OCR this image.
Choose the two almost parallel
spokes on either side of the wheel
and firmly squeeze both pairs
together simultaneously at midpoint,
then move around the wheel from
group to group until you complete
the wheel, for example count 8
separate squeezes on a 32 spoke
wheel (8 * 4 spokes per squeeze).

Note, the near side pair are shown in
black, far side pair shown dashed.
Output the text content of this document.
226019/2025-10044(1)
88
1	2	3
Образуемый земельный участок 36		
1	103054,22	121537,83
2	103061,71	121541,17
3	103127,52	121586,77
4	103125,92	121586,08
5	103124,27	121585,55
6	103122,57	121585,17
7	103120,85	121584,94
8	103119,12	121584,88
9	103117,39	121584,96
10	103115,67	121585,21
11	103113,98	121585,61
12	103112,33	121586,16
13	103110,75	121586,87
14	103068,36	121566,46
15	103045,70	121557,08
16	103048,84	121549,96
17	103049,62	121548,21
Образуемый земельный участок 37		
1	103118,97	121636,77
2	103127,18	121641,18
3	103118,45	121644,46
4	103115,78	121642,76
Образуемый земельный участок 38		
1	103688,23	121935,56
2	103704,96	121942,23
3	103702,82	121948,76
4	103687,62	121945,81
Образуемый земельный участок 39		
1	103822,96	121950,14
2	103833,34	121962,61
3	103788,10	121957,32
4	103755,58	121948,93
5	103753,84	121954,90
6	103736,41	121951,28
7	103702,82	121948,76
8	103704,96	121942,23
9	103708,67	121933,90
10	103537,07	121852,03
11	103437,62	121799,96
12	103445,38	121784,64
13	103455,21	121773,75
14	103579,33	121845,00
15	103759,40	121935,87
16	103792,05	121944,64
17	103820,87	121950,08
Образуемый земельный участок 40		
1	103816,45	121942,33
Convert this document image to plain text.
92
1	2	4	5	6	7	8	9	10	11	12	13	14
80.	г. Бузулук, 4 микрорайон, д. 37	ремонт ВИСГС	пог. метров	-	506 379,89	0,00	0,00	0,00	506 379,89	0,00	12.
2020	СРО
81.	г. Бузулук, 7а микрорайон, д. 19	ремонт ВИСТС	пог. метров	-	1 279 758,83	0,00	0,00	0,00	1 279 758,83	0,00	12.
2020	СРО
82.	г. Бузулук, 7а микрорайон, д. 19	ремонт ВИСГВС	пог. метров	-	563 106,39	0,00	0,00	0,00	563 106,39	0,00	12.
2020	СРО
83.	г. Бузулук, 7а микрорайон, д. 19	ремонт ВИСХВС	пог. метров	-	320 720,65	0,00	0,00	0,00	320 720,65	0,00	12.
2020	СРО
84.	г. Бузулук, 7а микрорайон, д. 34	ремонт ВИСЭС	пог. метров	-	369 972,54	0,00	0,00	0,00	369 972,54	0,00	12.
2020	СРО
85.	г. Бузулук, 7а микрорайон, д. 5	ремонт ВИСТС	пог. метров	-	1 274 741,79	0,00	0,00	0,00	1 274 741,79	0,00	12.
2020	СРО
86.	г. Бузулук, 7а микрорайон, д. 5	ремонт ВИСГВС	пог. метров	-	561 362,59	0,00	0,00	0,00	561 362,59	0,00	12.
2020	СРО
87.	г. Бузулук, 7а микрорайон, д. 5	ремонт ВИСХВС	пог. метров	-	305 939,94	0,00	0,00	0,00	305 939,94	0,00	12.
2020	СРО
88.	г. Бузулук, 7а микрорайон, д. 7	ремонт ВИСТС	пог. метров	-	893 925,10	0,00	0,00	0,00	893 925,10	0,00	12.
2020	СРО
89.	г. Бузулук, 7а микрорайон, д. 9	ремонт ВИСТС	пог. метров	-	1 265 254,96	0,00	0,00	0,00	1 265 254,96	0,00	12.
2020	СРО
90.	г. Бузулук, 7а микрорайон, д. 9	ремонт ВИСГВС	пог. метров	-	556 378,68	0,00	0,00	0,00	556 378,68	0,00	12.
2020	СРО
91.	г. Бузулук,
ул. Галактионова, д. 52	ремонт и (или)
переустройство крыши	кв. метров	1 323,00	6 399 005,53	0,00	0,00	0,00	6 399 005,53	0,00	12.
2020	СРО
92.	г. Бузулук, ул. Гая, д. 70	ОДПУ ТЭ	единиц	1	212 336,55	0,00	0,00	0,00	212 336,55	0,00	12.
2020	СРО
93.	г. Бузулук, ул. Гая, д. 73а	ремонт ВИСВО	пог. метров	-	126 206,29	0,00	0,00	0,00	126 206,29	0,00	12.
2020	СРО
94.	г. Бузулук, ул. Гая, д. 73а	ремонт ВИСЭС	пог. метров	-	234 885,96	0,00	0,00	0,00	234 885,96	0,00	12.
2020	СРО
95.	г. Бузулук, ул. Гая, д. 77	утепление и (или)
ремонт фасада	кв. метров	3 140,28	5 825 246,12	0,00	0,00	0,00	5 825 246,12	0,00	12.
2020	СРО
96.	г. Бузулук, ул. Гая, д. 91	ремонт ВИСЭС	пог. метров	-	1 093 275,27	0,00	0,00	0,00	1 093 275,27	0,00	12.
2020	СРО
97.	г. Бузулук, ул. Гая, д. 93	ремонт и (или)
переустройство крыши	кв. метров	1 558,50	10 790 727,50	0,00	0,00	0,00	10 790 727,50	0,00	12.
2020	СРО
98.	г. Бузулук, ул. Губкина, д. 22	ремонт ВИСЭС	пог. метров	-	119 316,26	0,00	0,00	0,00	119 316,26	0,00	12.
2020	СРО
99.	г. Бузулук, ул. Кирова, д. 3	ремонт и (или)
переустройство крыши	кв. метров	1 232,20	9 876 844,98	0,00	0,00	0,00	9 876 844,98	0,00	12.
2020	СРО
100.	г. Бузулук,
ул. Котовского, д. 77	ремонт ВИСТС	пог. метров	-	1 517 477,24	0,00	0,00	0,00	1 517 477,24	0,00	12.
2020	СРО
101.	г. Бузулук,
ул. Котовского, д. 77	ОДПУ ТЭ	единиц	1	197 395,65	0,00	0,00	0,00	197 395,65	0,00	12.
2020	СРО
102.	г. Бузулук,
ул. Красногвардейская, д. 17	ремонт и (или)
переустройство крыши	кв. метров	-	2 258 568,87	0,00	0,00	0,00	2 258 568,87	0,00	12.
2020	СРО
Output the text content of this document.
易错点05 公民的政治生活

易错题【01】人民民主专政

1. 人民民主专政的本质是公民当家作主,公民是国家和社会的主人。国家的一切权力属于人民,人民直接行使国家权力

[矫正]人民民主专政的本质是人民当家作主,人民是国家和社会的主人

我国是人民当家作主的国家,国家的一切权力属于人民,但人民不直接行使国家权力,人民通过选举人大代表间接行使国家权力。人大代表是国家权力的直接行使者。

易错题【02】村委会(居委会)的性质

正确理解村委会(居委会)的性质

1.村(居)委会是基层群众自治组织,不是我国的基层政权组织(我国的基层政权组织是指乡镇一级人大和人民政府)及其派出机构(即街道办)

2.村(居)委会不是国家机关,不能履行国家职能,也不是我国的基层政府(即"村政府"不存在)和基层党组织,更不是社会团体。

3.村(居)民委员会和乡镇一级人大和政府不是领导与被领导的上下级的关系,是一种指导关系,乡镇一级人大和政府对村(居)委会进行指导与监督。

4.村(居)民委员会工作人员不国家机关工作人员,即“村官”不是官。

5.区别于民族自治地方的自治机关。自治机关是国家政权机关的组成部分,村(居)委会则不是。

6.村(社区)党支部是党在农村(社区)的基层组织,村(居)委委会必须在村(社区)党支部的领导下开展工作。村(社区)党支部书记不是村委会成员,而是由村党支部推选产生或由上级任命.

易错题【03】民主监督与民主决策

Problem to work on:
Take the listing above and write it out again exactly.

Solution to the exercise:
OCR this image.
Choose the two almost parallel
spokes on either side of the wheel
and firmly squeeze both pairs
together simultaneously at midpoint,
then move around the wheel from
group to group until you complete
the wheel, for example count 8
separate squeezes on a 32 spoke
wheel (8 * 4 spokes per squeeze).

Note, the near side pair are shown in
black, far side pair shown dashed.
Output the text content of this document.
226019/2025-10044(1)
88
1	2	3
Образуемый земельный участок 36		
1	103054,22	121537,83
2	103061,71	121541,17
3	103127,52	121586,77
4	103125,92	121586,08
5	103124,27	121585,55
6	103122,57	121585,17
7	103120,85	121584,94
8	103119,12	121584,88
9	103117,39	121584,96
10	103115,67	121585,21
11	103113,98	121585,61
12	103112,33	121586,16
13	103110,75	121586,87
14	103068,36	121566,46
15	103045,70	121557,08
16	103048,84	121549,96
17	103049,62	121548,21
Образуемый земельный участок 37		
1	103118,97	121636,77
2	103127,18	121641,18
3	103118,45	121644,46
4	103115,78	121642,76
Образуемый земельный участок 38		
1	103688,23	121935,56
2	103704,96	121942,23
3	103702,82	121948,76
4	103687,62	121945,81
Образуемый земельный участок 39		
1	103822,96	121950,14
2	103833,34	121962,61
3	103788,10	121957,32
4	103755,58	121948,93
5	103753,84	121954,90
6	103736,41	121951,28
7	103702,82	121948,76
8	103704,96	121942,23
9	103708,67	121933,90
10	103537,07	121852,03
11	103437,62	121799,96
12	103445,38	121784,64
13	103455,21	121773,75
14	103579,33	121845,00
15	103759,40	121935,87
16	103792,05	121944,64
17	103820,87	121950,08
Образуемый земельный участок 40		
1	103816,45	121942,33
Convert this document image to plain text.
92
1	2	4	5	6	7	8	9	10	11	12	13	14
80.	г. Бузулук, 4 микрорайон, д. 37	ремонт ВИСГС	пог. метров	-	506 379,89	0,00	0,00	0,00	506 379,89	0,00	12.
2020	СРО
81.	г. Бузулук, 7а микрорайон, д. 19	ремонт ВИСТС	пог. метров	-	1 279 758,83	0,00	0,00	0,00	1 279 758,83	0,00	12.
2020	СРО
82.	г. Бузулук, 7а микрорайон, д. 19	ремонт ВИСГВС	пог. метров	-	563 106,39	0,00	0,00	0,00	563 106,39	0,00	12.
2020	СРО
83.	г. Бузулук, 7а микрорайон, д. 19	ремонт ВИСХВС	пог. метров	-	320 720,65	0,00	0,00	0,00	320 720,65	0,00	12.
2020	СРО
84.	г. Бузулук, 7а микрорайон, д. 34	ремонт ВИСЭС	пог. метров	-	369 972,54	0,00	0,00	0,00	369 972,54	0,00	12.
2020	СРО
85.	г. Бузулук, 7а микрорайон, д. 5	ремонт ВИСТС	пог. метров	-	1 274 741,79	0,00	0,00	0,00	1 274 741,79	0,00	12.
2020	СРО
86.	г. Бузулук, 7а микрорайон, д. 5	ремонт ВИСГВС	пог. метров	-	561 362,59	0,00	0,00	0,00	561 362,59	0,00	12.
2020	СРО
87.	г. Бузулук, 7а микрорайон, д. 5	ремонт ВИСХВС	пог. метров	-	305 939,94	0,00	0,00	0,00	305 939,94	0,00	12.
2020	СРО
88.	г. Бузулук, 7а микрорайон, д. 7	ремонт ВИСТС	пог. метров	-	893 925,10	0,00	0,00	0,00	893 925,10	0,00	12.
2020	СРО
89.	г. Бузулук, 7а микрорайон, д. 9	ремонт ВИСТС	пог. метров	-	1 265 254,96	0,00	0,00	0,00	1 265 254,96	0,00	12.
2020	СРО
90.	г. Бузулук, 7а микрорайон, д. 9	ремонт ВИСГВС	пог. метров	-	556 378,68	0,00	0,00	0,00	556 378,68	0,00	12.
2020	СРО
91.	г. Бузулук,
ул. Галактионова, д. 52	ремонт и (или)
переустройство крыши	кв. метров	1 323,00	6 399 005,53	0,00	0,00	0,00	6 399 005,53	0,00	12.
2020	СРО
92.	г. Бузулук, ул. Гая, д. 70	ОДПУ ТЭ	единиц	1	212 336,55	0,00	0,00	0,00	212 336,55	0,00	12.
2020	СРО
93.	г. Бузулук, ул. Гая, д. 73а	ремонт ВИСВО	пог. метров	-	126 206,29	0,00	0,00	0,00	126 206,29	0,00	12.
2020	СРО
94.	г. Бузулук, ул. Гая, д. 73а	ремонт ВИСЭС	пог. метров	-	234 885,96	0,00	0,00	0,00	234 885,96	0,00	12.
2020	СРО
95.	г. Бузулук, ул. Гая, д. 77	утепление и (или)
ремонт фасада	кв. метров	3 140,28	5 825 246,12	0,00	0,00	0,00	5 825 246,12	0,00	12.
2020	СРО
96.	г. Бузулук, ул. Гая, д. 91	ремонт ВИСЭС	пог. метров	-	1 093 275,27	0,00	0,00	0,00	1 093 275,27	0,00	12.
2020	СРО
97.	г. Бузулук, ул. Гая, д. 93	ремонт и (или)
переустройство крыши	кв. метров	1 558,50	10 790 727,50	0,00	0,00	0,00	10 790 727,50	0,00	12.
2020	СРО
98.	г. Бузулук, ул. Губкина, д. 22	ремонт ВИСЭС	пог. метров	-	119 316,26	0,00	0,00	0,00	119 316,26	0,00	12.
2020	СРО
99.	г. Бузулук, ул. Кирова, д. 3	ремонт и (или)
переустройство крыши	кв. метров	1 232,20	9 876 844,98	0,00	0,00	0,00	9 876 844,98	0,00	12.
2020	СРО
100.	г. Бузулук,
ул. Котовского, д. 77	ремонт ВИСТС	пог. метров	-	1 517 477,24	0,00	0,00	0,00	1 517 477,24	0,00	12.
2020	СРО
101.	г. Бузулук,
ул. Котовского, д. 77	ОДПУ ТЭ	единиц	1	197 395,65	0,00	0,00	0,00	197 395,65	0,00	12.
2020	СРО
102.	г. Бузулук,
ул. Красногвардейская, д. 17	ремонт и (или)
переустройство крыши	кв. метров	-	2 258 568,87	0,00	0,00	0,00	2 258 568,87	0,00	12.
2020	СРО
Output the text content of this document.
易错点05 公民的政治生活

易错题【01】人民民主专政

1. 人民民主专政的本质是公民当家作主,公民是国家和社会的主人。国家的一切权力属于人民,人民直接行使国家权力

[矫正]人民民主专政的本质是人民当家作主,人民是国家和社会的主人

我国是人民当家作主的国家,国家的一切权力属于人民,但人民不直接行使国家权力,人民通过选举人大代表间接行使国家权力。人大代表是国家权力的直接行使者。

易错题【02】村委会(居委会)的性质

正确理解村委会(居委会)的性质

1.村(居)委会是基层群众自治组织,不是我国的基层政权组织(我国的基层政权组织是指乡镇一级人大和人民政府)及其派出机构(即街道办)

2.村(居)委会不是国家机关,不能履行国家职能,也不是我国的基层政府(即"村政府"不存在)和基层党组织,更不是社会团体。

3.村(居)民委员会和乡镇一级人大和政府不是领导与被领导的上下级的关系,是一种指导关系,乡镇一级人大和政府对村(居)委会进行指导与监督。

4.村(居)民委员会工作人员不国家机关工作人员,即“村官”不是官。

5.区别于民族自治地方的自治机关。自治机关是国家政权机关的组成部分,村(居)委会则不是。

6.村(社区)党支部是党在农村(社区)的基层组织,村(居)委委会必须在村(社区)党支部的领导下开展工作。村(社区)党支部书记不是村委会成员,而是由村党支部推选产生或由上级任命.

易错题【03】民主监督与民主决策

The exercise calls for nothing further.